§ THE REQUEST
Images appear in the records below; leave them out and repeat everything else exactly.

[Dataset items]

>> BEGIN

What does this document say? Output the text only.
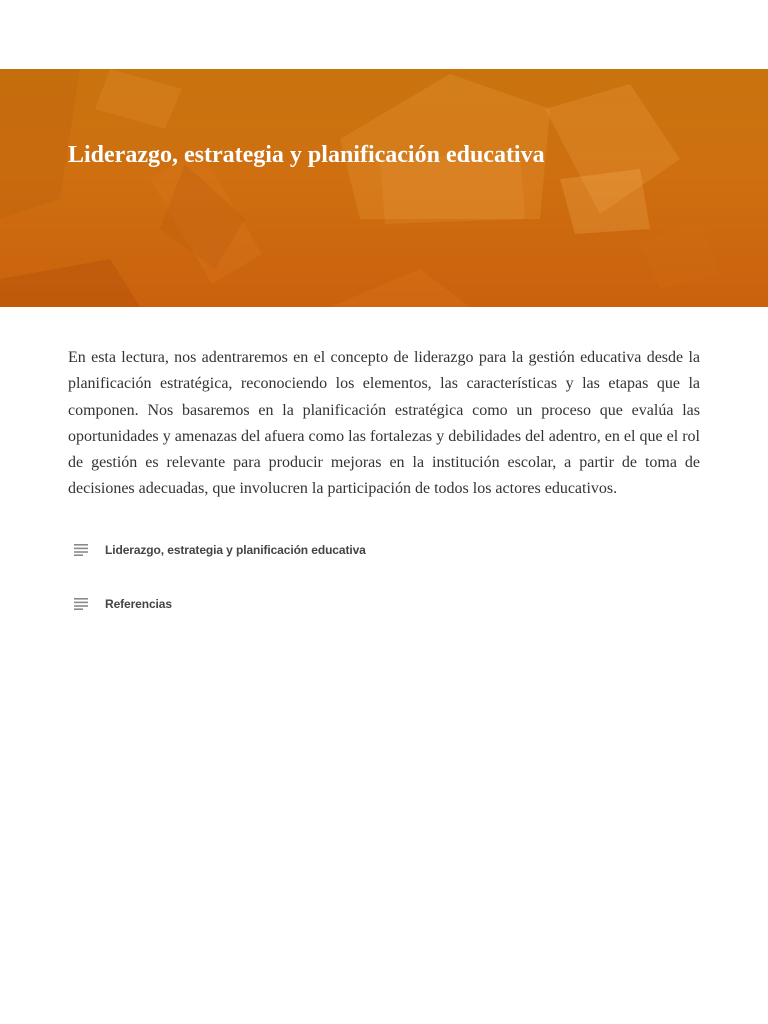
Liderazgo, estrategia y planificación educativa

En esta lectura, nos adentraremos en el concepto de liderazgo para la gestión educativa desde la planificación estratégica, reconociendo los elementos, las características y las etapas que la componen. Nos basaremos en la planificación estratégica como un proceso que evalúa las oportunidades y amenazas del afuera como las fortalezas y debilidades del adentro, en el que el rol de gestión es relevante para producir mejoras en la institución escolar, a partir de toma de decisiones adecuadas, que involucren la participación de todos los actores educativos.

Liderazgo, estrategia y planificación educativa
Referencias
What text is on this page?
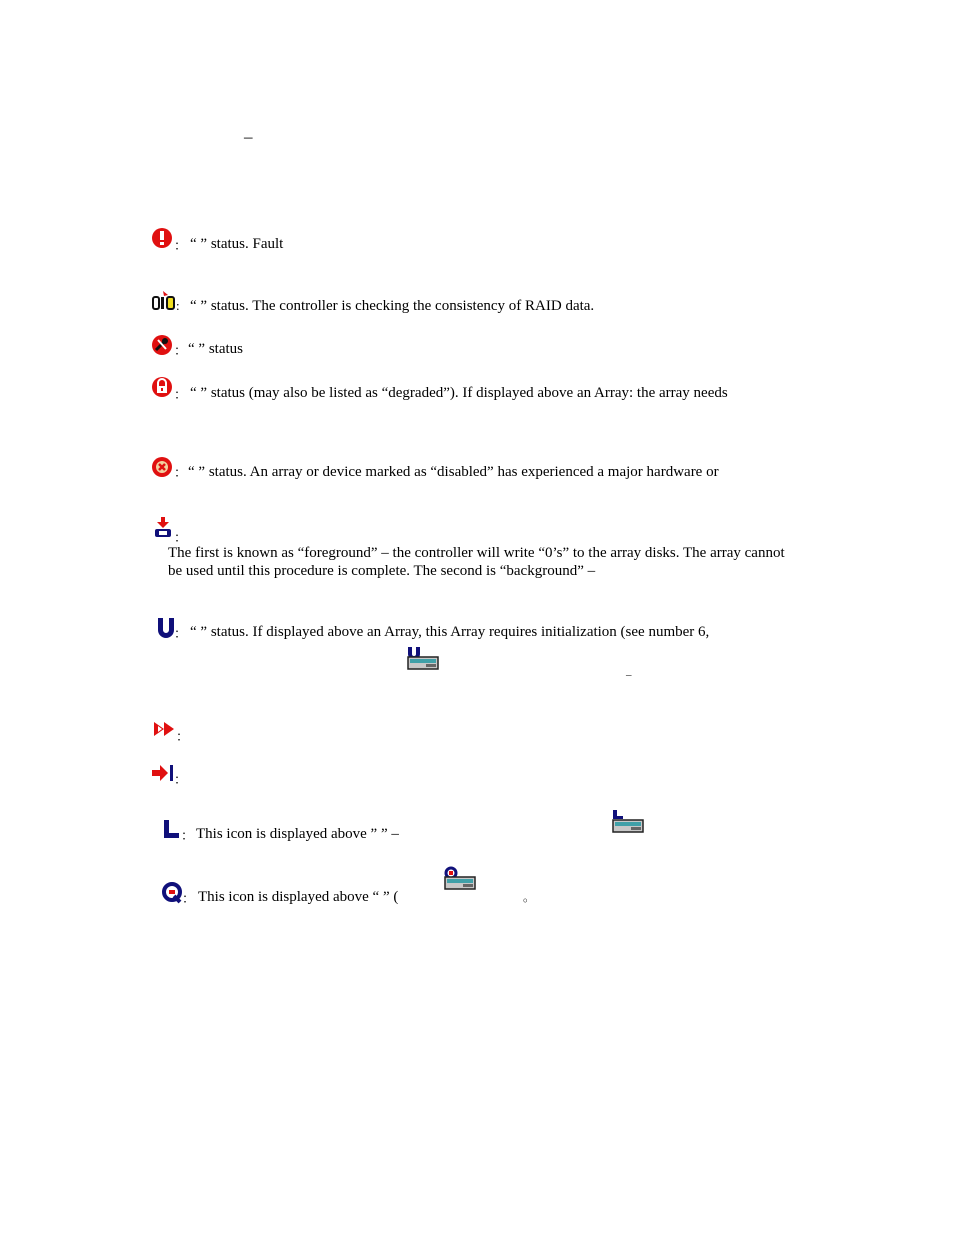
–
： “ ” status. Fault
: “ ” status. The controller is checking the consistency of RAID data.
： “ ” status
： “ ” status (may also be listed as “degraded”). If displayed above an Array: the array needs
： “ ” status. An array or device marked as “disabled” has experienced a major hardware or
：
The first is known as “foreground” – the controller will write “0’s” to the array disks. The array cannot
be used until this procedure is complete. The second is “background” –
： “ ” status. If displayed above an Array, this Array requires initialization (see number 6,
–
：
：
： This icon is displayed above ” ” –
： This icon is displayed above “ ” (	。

>> END

§ RESULT BELOW
What does this document say? Output the text only.
Liderazgo, estrategia y planificación educativa

En esta lectura, nos adentraremos en el concepto de liderazgo para la gestión educativa desde la planificación estratégica, reconociendo los elementos, las características y las etapas que la componen. Nos basaremos en la planificación estratégica como un proceso que evalúa las oportunidades y amenazas del afuera como las fortalezas y debilidades del adentro, en el que el rol de gestión es relevante para producir mejoras en la institución escolar, a partir de toma de decisiones adecuadas, que involucren la participación de todos los actores educativos.

Liderazgo, estrategia y planificación educativa
Referencias
What text is on this page?
–
： “ ” status. Fault
: “ ” status. The controller is checking the consistency of RAID data.
： “ ” status
： “ ” status (may also be listed as “degraded”). If displayed above an Array: the array needs
： “ ” status. An array or device marked as “disabled” has experienced a major hardware or
：
The first is known as “foreground” – the controller will write “0’s” to the array disks. The array cannot
be used until this procedure is complete. The second is “background” –
： “ ” status. If displayed above an Array, this Array requires initialization (see number 6,
–
：
：
： This icon is displayed above ” ” –
： This icon is displayed above “ ” (	。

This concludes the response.